▶ [EXERCISE DETAILS]: What is the number of lines in the entries below that include the word "كاذبا"? Provide the number only.

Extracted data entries
· · ·
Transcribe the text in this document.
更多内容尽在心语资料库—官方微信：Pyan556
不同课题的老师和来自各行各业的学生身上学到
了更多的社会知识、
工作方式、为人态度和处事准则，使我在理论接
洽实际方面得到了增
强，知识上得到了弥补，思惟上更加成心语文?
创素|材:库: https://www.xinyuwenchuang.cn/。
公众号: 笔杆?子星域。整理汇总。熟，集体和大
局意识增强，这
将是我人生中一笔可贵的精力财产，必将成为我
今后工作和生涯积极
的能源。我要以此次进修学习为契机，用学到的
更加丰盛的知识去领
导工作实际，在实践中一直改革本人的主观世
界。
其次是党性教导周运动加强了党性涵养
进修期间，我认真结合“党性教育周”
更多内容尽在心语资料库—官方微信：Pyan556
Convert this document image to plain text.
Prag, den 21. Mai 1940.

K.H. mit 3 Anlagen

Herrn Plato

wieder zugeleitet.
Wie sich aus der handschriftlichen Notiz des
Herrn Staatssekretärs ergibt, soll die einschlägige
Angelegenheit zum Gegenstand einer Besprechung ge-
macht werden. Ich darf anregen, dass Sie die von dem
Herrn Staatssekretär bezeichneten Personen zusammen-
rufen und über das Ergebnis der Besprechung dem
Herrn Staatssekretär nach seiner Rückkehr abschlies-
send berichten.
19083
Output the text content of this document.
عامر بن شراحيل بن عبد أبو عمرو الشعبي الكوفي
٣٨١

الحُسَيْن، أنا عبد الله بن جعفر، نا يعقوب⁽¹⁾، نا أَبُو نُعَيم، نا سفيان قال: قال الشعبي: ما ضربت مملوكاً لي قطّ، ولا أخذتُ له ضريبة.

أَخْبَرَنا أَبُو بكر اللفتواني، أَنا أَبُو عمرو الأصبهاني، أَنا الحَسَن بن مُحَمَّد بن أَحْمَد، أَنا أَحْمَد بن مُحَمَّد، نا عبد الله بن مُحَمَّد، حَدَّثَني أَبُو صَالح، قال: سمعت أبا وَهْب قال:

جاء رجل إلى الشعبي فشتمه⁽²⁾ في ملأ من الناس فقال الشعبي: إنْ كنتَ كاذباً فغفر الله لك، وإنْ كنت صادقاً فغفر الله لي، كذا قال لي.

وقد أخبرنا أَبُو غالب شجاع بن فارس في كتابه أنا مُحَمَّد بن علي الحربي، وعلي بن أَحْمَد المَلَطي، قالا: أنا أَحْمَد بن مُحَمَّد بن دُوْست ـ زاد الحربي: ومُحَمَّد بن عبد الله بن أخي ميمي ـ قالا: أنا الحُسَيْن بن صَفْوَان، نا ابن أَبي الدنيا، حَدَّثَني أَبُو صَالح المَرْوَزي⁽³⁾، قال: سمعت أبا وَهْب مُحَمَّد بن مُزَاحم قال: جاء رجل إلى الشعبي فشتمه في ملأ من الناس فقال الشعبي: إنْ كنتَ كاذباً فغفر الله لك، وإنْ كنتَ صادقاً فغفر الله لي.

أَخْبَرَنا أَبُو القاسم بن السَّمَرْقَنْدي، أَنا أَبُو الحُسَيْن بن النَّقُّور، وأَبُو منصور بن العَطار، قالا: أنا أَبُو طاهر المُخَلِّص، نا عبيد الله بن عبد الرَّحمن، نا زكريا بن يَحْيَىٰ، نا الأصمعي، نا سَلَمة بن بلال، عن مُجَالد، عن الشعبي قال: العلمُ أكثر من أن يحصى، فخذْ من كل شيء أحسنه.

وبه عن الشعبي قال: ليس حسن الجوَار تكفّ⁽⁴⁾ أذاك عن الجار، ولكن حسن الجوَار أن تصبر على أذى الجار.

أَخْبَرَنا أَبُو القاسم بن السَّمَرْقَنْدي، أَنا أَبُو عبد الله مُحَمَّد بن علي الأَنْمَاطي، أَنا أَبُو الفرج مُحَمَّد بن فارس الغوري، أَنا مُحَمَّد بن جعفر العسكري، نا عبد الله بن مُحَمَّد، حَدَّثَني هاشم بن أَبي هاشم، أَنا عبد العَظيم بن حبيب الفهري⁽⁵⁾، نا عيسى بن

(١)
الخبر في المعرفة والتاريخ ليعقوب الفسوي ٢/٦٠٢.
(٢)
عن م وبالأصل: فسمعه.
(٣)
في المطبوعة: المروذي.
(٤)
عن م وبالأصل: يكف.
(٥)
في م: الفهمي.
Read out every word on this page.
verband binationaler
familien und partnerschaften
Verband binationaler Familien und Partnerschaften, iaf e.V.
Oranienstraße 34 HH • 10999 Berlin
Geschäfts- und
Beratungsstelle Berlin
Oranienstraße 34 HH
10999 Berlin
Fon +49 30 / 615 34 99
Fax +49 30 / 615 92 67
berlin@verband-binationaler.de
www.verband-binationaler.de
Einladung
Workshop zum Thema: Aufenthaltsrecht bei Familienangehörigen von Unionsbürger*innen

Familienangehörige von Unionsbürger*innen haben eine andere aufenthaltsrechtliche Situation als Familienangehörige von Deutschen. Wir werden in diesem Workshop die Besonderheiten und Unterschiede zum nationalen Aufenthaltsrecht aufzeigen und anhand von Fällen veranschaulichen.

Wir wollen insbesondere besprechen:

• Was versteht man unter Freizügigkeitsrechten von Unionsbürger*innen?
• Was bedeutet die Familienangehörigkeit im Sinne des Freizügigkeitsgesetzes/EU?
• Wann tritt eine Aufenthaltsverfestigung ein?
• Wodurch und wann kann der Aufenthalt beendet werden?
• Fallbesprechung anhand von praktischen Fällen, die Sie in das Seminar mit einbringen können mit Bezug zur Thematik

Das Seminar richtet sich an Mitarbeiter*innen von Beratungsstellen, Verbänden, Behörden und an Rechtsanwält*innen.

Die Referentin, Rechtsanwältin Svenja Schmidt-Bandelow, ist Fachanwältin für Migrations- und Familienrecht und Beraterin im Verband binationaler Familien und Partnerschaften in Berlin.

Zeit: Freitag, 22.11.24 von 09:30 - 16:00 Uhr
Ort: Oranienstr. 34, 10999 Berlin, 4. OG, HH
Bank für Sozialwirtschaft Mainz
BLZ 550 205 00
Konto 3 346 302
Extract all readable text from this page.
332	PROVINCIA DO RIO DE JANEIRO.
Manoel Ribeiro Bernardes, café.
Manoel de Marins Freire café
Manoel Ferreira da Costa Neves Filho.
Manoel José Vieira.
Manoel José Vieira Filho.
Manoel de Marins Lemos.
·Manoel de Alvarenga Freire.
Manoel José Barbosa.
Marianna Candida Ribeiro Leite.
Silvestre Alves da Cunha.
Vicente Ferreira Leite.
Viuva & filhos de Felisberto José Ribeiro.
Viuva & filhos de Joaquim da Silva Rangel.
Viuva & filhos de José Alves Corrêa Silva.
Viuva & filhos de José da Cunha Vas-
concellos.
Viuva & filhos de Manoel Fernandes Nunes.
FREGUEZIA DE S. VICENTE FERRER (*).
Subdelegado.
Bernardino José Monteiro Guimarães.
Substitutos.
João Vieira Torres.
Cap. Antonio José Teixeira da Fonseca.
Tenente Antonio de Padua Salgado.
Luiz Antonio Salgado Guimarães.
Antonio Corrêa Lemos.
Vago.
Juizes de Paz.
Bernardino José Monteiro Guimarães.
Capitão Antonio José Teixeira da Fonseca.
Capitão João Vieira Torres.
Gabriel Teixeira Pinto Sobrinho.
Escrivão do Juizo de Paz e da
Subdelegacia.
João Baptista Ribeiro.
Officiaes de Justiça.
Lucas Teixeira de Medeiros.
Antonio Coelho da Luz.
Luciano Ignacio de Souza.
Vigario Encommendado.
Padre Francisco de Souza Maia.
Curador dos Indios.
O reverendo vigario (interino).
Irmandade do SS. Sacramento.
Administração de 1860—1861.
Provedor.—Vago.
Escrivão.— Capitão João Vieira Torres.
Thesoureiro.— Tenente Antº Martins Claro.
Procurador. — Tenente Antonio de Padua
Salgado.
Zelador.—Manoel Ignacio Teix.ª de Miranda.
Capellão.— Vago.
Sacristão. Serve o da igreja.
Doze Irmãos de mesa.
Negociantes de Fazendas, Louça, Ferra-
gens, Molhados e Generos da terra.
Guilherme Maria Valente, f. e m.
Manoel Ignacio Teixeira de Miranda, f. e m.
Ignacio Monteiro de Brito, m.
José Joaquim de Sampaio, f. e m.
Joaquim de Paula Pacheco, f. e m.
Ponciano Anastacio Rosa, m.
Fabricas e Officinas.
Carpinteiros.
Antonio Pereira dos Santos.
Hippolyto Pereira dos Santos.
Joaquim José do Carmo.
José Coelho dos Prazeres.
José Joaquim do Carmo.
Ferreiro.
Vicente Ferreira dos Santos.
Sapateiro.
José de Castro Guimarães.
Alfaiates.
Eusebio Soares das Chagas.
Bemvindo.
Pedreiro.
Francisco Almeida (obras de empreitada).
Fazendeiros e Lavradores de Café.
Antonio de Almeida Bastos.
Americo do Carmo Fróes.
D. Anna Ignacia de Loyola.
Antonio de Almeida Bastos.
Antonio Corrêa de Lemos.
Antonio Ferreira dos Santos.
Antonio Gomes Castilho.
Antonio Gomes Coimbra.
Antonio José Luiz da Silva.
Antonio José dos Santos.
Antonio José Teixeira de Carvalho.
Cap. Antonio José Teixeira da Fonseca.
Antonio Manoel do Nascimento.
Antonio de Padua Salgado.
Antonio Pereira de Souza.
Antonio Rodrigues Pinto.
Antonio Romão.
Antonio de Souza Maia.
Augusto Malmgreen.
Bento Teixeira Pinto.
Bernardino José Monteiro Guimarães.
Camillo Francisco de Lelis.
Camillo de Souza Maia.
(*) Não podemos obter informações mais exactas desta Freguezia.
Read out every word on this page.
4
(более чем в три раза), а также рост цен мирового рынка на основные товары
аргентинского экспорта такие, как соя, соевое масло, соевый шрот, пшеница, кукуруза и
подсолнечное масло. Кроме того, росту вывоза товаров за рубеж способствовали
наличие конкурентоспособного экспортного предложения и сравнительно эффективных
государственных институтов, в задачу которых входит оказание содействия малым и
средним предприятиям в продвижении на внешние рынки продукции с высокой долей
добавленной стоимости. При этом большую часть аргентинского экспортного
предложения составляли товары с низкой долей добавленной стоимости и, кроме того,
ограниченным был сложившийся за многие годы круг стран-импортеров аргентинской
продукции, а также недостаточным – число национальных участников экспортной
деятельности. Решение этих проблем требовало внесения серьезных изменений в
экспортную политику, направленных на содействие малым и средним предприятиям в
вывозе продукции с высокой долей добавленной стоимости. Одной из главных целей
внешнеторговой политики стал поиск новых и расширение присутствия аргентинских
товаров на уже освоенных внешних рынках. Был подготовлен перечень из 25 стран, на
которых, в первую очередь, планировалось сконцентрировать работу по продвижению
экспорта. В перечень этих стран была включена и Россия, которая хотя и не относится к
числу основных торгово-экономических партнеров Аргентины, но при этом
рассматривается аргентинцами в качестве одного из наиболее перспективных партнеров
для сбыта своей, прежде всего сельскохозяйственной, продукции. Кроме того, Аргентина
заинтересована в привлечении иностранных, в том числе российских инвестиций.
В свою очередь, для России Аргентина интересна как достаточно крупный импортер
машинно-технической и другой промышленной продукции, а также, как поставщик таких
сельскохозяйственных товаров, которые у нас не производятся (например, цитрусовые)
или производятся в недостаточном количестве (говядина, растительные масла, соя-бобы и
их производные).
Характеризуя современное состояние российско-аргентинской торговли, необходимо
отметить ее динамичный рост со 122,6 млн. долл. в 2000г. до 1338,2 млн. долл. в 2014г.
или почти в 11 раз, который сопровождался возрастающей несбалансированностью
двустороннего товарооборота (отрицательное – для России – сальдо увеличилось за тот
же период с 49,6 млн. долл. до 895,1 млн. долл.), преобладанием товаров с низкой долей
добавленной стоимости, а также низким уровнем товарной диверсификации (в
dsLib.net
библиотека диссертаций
· · ·
▶ [TASK OUTPUT]: 2